→ Recorded data
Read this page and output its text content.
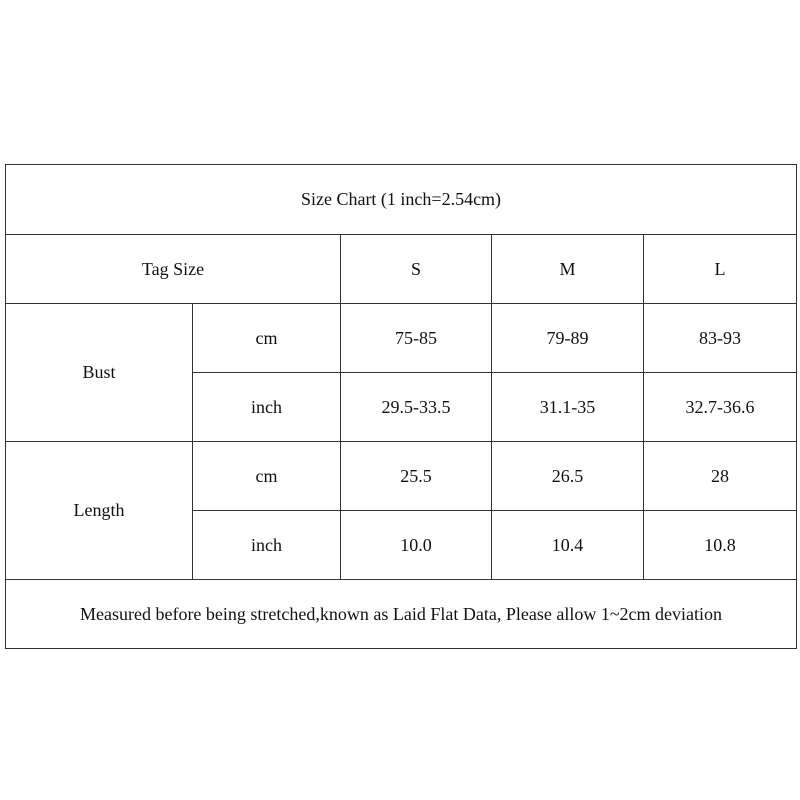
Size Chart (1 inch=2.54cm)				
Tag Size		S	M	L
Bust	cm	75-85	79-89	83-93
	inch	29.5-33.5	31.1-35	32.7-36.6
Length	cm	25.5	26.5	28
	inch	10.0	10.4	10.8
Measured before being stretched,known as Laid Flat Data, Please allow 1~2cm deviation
--
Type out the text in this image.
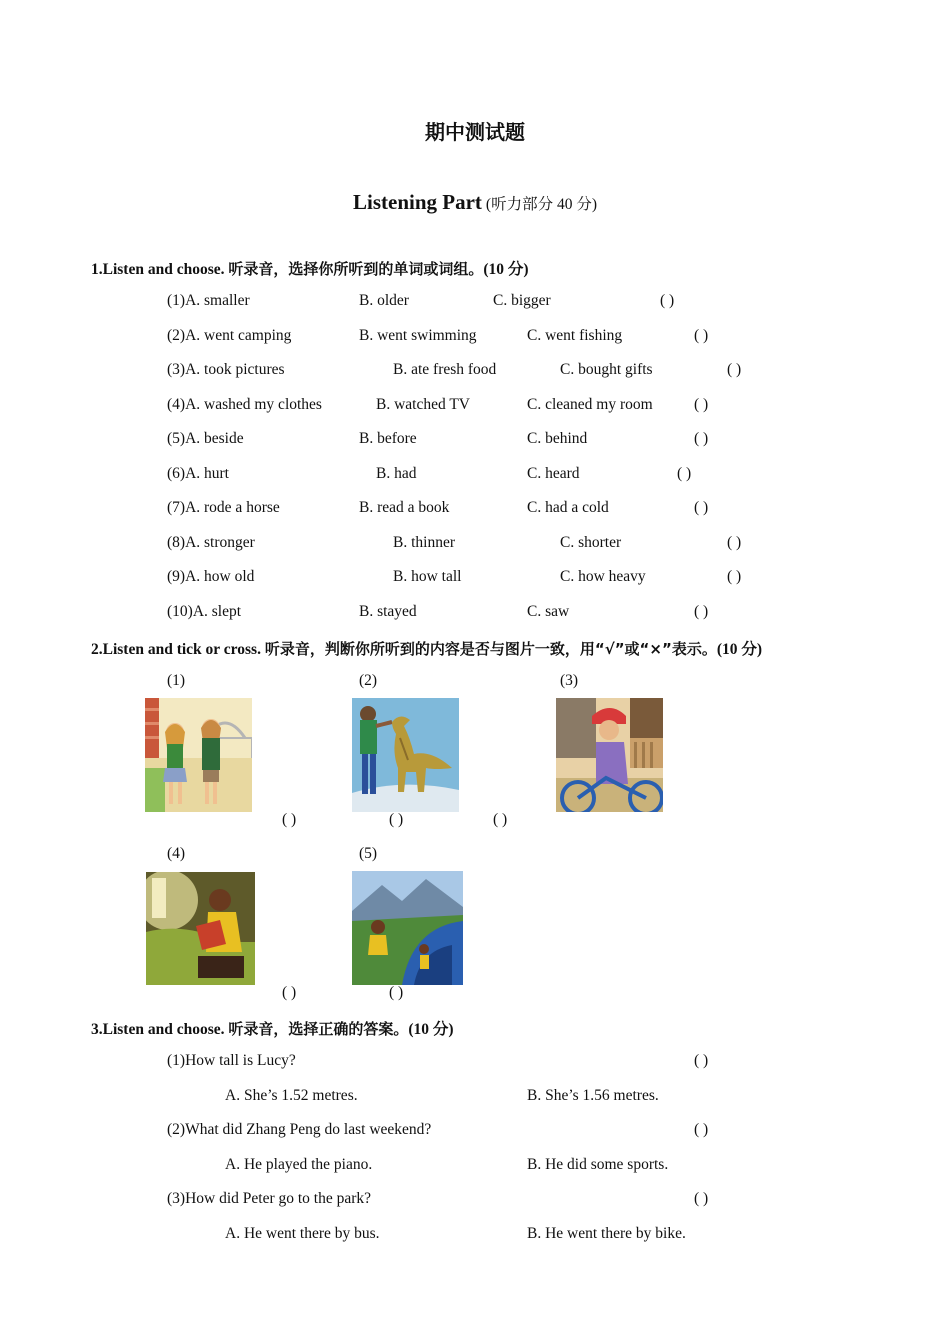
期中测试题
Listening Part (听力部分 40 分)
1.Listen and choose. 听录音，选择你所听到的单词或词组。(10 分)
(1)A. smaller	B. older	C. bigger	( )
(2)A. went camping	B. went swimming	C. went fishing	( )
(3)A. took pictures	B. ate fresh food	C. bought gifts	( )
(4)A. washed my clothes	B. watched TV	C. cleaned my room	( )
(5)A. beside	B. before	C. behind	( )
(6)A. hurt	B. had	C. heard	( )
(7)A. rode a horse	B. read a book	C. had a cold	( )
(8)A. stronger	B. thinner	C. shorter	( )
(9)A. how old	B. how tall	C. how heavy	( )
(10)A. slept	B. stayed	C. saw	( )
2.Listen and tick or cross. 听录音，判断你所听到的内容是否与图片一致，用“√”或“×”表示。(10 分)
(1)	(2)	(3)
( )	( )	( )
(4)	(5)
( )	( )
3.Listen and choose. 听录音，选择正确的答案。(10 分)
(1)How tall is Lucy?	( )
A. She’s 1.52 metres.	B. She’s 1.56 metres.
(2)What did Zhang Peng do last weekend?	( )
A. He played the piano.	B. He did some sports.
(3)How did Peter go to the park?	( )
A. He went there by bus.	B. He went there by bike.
==
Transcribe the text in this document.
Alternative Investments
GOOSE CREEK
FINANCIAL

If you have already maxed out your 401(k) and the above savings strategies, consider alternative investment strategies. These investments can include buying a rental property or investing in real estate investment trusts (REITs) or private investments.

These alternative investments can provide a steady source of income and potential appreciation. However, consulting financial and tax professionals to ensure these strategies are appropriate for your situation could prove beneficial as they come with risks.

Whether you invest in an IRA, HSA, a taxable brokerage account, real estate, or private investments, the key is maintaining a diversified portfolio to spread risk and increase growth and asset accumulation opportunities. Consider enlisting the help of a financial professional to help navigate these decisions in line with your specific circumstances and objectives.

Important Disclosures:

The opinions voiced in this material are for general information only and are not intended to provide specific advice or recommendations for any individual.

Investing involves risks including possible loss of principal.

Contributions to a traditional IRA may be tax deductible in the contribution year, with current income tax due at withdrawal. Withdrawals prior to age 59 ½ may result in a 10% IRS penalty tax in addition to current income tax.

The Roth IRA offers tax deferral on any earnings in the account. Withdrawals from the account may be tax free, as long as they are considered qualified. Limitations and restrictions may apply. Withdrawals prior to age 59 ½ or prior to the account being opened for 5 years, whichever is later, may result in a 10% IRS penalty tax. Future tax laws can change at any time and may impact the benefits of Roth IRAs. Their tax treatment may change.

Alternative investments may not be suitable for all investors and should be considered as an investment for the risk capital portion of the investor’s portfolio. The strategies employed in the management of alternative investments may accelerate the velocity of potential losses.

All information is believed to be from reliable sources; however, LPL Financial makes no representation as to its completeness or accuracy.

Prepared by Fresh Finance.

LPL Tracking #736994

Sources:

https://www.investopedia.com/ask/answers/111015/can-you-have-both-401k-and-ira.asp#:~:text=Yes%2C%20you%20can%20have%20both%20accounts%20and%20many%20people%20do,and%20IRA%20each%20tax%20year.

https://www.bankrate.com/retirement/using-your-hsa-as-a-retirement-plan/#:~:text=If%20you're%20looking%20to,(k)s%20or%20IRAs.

→ Instruction
Go through the records above and copy every line with the word "choose".

→ Final result
1.Listen and choose. 听录音，选择你所听到的单词或词组。(10 分)
3.Listen and choose. 听录音，选择正确的答案。(10 分)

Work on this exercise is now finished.